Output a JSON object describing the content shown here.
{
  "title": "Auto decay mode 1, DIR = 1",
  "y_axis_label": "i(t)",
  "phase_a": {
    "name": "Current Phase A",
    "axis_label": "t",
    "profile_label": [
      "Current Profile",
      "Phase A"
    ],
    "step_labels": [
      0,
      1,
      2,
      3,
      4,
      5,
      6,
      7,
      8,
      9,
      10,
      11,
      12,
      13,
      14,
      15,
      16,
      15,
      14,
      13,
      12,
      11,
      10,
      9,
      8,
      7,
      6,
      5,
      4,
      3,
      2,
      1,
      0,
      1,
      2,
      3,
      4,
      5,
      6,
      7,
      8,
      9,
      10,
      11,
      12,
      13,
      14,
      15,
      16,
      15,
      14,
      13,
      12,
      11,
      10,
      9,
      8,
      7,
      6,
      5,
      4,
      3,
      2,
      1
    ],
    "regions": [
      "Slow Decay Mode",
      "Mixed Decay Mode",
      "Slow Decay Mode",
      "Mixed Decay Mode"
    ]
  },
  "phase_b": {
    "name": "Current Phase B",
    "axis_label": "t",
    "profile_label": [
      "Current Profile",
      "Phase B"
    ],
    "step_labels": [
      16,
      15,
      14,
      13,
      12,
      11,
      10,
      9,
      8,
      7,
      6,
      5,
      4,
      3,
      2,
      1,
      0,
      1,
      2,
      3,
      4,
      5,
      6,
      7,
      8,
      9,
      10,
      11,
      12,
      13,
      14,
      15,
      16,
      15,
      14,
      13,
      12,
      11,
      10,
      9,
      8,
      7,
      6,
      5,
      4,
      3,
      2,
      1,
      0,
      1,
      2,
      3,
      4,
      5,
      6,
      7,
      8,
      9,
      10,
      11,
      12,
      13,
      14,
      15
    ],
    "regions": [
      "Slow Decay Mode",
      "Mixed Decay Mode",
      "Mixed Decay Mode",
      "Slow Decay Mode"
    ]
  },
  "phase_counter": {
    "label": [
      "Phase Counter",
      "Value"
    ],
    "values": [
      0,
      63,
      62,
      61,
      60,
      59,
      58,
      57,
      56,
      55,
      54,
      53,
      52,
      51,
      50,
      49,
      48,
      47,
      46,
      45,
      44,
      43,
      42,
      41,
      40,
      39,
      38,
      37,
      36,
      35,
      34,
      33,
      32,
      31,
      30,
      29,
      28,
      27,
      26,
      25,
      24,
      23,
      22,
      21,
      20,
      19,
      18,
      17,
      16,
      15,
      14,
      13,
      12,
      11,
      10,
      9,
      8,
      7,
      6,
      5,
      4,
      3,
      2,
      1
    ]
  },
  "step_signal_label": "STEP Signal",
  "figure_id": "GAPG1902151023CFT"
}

================

§ **GIVEN EXERCISE**:
Repeat the whole listing exactly, keeping every line intact.

§ **OUTPUT FOR THIS TASK**:
Output a JSON object describing the content shown here.
{
  "title": "Auto decay mode 1, DIR = 1",
  "y_axis_label": "i(t)",
  "phase_a": {
    "name": "Current Phase A",
    "axis_label": "t",
    "profile_label": [
      "Current Profile",
      "Phase A"
    ],
    "step_labels": [
      0,
      1,
      2,
      3,
      4,
      5,
      6,
      7,
      8,
      9,
      10,
      11,
      12,
      13,
      14,
      15,
      16,
      15,
      14,
      13,
      12,
      11,
      10,
      9,
      8,
      7,
      6,
      5,
      4,
      3,
      2,
      1,
      0,
      1,
      2,
      3,
      4,
      5,
      6,
      7,
      8,
      9,
      10,
      11,
      12,
      13,
      14,
      15,
      16,
      15,
      14,
      13,
      12,
      11,
      10,
      9,
      8,
      7,
      6,
      5,
      4,
      3,
      2,
      1
    ],
    "regions": [
      "Slow Decay Mode",
      "Mixed Decay Mode",
      "Slow Decay Mode",
      "Mixed Decay Mode"
    ]
  },
  "phase_b": {
    "name": "Current Phase B",
    "axis_label": "t",
    "profile_label": [
      "Current Profile",
      "Phase B"
    ],
    "step_labels": [
      16,
      15,
      14,
      13,
      12,
      11,
      10,
      9,
      8,
      7,
      6,
      5,
      4,
      3,
      2,
      1,
      0,
      1,
      2,
      3,
      4,
      5,
      6,
      7,
      8,
      9,
      10,
      11,
      12,
      13,
      14,
      15,
      16,
      15,
      14,
      13,
      12,
      11,
      10,
      9,
      8,
      7,
      6,
      5,
      4,
      3,
      2,
      1,
      0,
      1,
      2,
      3,
      4,
      5,
      6,
      7,
      8,
      9,
      10,
      11,
      12,
      13,
      14,
      15
    ],
    "regions": [
      "Slow Decay Mode",
      "Mixed Decay Mode",
      "Mixed Decay Mode",
      "Slow Decay Mode"
    ]
  },
  "phase_counter": {
    "label": [
      "Phase Counter",
      "Value"
    ],
    "values": [
      0,
      63,
      62,
      61,
      60,
      59,
      58,
      57,
      56,
      55,
      54,
      53,
      52,
      51,
      50,
      49,
      48,
      47,
      46,
      45,
      44,
      43,
      42,
      41,
      40,
      39,
      38,
      37,
      36,
      35,
      34,
      33,
      32,
      31,
      30,
      29,
      28,
      27,
      26,
      25,
      24,
      23,
      22,
      21,
      20,
      19,
      18,
      17,
      16,
      15,
      14,
      13,
      12,
      11,
      10,
      9,
      8,
      7,
      6,
      5,
      4,
      3,
      2,
      1
    ]
  },
  "step_signal_label": "STEP Signal",
  "figure_id": "GAPG1902151023CFT"
}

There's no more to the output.